What the task asks ->
Continue the Bash blog post from the point where the text stops.

Passage given ->
● ● ● ● ● ● ●

Lessons Learned - Sharpening my Bash Skills

A practical guide in using Bash to solve a real-world problem with examples.

Bash scripting is one of those things that I always associate with a strong engineers and especially those in SRE. Conversely, it's not something I get to write a lot of and so - I'll take any opportunity to sharpen those skills.

This blog post explains how to set up a CI pipeline to validate config files for Open Telemetry Collectors (OTCs). It includes a bash script that checks a config file and deletes the directory if the config check passes, and also uses getopts to parse command line arguments and assign values to them. Additionally, I talk about the Shellcheck VS Code Extension which can be used to quickly fix linting errors.

Background

For the past 2 weeks, I've been continuing my task of setting up our CI pipeline to support config file validation for our Open Telemetry Collectors (OTCs). This is a continuation of the work I've been doing in my last blog post

On the surface - this task seems pretty easy:

  1. You build an Open Telemetry Collector (OTC)

  2. You grab a config file

  3. You feed the config file into the OTC using the validate command like so: opentelemetry validate --config <config_file.yml which exits with 0 if valid; and

  4. You do this in your CI (Continuous Integration) pipeline to ensure that the config files you're going to be deploying with, are valid

Easy peasy right?

Not quite.

Problems & Work to be Done

There were a couple of problems and todo items that arose:

  1. What do you do when the config files are not statically laying around on disk, but are dynamically generated at deploy-time using Helm? ✅ Solved! You can read how we did this with a nifty yq snippet here: https://tratnayake.dev/understanding-helm-templates-and-utilizing-yq-for-yaml-parsing-mastery

  2. How do you get your CI system to ✨ do the things ✨ (build the OTC, template out the Helm files)?

● ● ● ● ● ● ●

Supplied records ->
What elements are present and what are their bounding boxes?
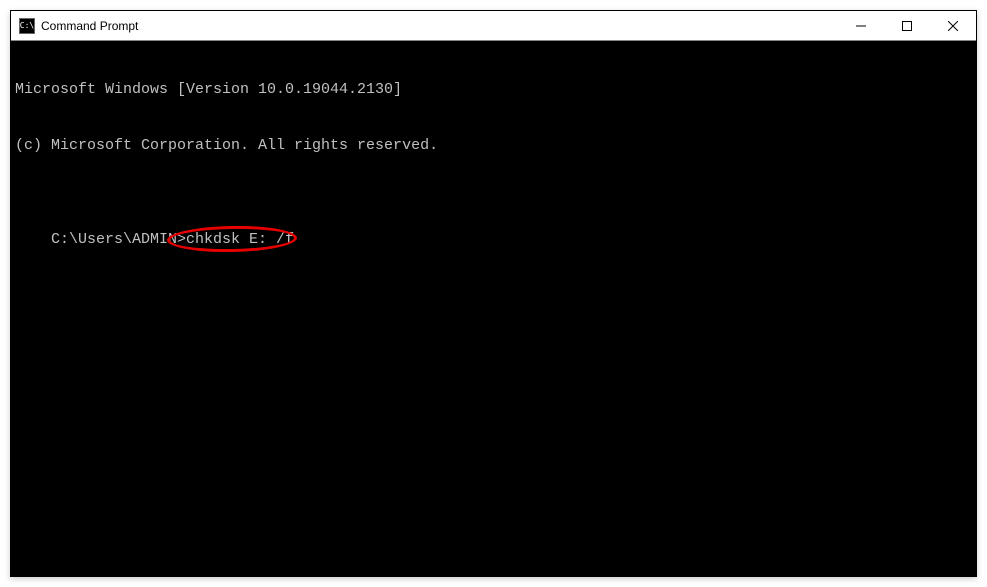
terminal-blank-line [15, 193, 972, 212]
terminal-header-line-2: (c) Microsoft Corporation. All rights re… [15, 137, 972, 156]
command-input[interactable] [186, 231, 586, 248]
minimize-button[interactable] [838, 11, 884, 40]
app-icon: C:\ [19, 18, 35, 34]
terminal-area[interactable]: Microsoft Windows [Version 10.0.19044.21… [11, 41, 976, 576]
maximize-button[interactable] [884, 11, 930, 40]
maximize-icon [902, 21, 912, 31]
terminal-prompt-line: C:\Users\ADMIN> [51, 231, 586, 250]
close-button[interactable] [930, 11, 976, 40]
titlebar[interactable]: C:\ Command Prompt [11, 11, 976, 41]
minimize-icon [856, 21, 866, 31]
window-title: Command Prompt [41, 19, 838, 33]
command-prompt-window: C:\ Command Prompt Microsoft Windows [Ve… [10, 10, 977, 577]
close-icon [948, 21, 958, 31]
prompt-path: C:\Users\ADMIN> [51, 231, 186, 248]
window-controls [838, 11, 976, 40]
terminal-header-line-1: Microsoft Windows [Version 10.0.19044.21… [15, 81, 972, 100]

● ● ● ● ● ● ●

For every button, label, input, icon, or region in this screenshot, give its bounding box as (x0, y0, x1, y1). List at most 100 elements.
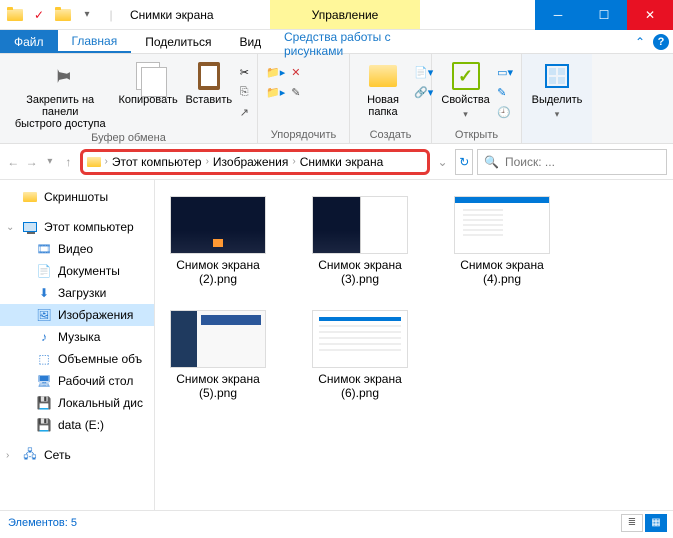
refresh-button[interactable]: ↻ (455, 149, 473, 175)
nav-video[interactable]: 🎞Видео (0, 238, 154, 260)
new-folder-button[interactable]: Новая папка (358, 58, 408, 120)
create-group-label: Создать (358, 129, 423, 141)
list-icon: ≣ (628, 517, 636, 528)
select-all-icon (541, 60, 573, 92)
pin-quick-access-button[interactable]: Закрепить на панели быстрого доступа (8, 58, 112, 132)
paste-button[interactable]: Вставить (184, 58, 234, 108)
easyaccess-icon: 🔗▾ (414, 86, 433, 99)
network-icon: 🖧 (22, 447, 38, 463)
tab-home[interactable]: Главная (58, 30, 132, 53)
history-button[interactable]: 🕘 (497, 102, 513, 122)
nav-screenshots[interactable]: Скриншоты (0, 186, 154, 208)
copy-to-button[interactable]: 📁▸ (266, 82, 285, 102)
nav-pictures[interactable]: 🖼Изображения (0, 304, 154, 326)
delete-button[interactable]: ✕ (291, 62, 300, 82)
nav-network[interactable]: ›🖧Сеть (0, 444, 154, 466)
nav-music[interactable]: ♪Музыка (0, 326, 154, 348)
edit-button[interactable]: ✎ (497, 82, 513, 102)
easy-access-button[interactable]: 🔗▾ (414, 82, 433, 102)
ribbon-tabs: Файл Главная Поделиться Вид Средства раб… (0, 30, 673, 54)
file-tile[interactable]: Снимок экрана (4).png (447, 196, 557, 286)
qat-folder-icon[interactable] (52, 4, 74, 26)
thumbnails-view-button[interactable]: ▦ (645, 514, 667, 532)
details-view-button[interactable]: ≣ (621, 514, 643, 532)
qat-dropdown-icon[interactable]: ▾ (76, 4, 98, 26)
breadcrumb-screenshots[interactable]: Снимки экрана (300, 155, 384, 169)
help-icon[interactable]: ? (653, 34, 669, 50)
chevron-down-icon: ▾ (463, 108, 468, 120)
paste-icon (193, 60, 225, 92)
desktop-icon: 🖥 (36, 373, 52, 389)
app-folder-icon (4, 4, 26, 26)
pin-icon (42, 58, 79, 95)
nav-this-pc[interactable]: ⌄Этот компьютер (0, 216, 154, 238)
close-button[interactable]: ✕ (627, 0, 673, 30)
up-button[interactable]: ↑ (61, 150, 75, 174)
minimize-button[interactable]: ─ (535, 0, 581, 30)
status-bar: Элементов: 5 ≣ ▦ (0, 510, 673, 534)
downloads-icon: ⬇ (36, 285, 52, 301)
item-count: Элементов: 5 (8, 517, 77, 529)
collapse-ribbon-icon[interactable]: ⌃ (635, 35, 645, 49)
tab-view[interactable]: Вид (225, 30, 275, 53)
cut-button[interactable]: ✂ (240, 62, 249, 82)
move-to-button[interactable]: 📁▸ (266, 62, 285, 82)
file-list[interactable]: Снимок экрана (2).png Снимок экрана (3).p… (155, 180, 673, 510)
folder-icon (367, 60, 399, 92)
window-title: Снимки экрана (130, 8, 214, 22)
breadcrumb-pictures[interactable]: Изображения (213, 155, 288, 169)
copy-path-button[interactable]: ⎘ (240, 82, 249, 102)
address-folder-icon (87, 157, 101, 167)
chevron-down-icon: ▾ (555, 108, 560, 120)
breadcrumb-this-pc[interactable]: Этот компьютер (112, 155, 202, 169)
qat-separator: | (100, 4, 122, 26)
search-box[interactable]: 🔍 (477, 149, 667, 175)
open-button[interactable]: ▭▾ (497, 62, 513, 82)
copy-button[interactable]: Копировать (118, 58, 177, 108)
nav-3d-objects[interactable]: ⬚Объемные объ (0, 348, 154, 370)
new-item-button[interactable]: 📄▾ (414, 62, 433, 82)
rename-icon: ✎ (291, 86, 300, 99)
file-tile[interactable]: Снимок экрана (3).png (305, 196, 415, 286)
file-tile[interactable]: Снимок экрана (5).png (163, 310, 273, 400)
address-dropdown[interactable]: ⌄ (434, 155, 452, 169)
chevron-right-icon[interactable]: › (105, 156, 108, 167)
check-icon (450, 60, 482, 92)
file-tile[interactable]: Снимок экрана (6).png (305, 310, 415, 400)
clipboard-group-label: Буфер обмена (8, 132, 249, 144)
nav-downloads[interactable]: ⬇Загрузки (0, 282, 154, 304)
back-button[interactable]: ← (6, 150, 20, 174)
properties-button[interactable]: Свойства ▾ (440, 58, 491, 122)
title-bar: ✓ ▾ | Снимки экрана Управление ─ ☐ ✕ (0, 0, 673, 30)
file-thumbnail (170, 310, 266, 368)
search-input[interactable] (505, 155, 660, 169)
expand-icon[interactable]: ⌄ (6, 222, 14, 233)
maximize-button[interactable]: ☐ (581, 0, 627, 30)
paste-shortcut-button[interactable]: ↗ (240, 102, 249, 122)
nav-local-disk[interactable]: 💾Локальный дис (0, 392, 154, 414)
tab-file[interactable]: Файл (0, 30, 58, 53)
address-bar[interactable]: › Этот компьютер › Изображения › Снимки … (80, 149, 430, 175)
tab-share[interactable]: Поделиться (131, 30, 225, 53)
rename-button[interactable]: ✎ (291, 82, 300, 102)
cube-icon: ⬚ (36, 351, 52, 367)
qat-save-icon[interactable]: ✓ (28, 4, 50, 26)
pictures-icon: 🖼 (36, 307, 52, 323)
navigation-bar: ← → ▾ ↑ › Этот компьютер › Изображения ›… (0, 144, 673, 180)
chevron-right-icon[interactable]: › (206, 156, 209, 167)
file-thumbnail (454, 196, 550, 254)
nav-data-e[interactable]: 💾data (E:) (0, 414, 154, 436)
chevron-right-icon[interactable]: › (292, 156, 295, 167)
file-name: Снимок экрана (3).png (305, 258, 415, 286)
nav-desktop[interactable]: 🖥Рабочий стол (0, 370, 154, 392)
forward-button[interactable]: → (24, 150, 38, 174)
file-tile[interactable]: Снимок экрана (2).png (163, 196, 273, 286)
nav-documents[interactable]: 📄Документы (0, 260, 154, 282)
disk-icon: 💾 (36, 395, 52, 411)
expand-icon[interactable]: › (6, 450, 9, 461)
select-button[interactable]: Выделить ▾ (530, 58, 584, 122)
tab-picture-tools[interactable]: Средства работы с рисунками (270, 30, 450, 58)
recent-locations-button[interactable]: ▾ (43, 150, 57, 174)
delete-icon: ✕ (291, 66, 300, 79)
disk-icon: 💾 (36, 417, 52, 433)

● ● ● ● ● ● ●

Reply to the exercise ->
As with most things, I figured the first step would be to try doing this on my laptop first:

💡 If I can get this working on my laptop via some scripts, I can then tweak those scripts to work on CI.

Enter, Bash.

Bash baby, Bash.

I decided to set this up through a system of scripts:

  • checks/run_all_checks.sh which would enumerate the environments that my-service was running in, and then based on each environment would run:

  • checks/run_checks.sh which would:

    • Create a checks/test_generated_configs/<env> directory

    • Run the helm template command from above and render out all the config files into that directory

    • Iterate through each of the config files and run them through the OTC binary (found at a specific file location) with the validate flag.

    • The script would exit printing out the error and with a non-zero code if validation failed.

    • Cleanup by deleting the checks/test_generated_configs directory on exit.

This post will centre around run_checks.sh as that is the meat of what I was working on, and here's what I learned.

The Flow

I like to set up my bash scripts as follows (there are probably some sort of conventions I should be following, but this has served me well so far).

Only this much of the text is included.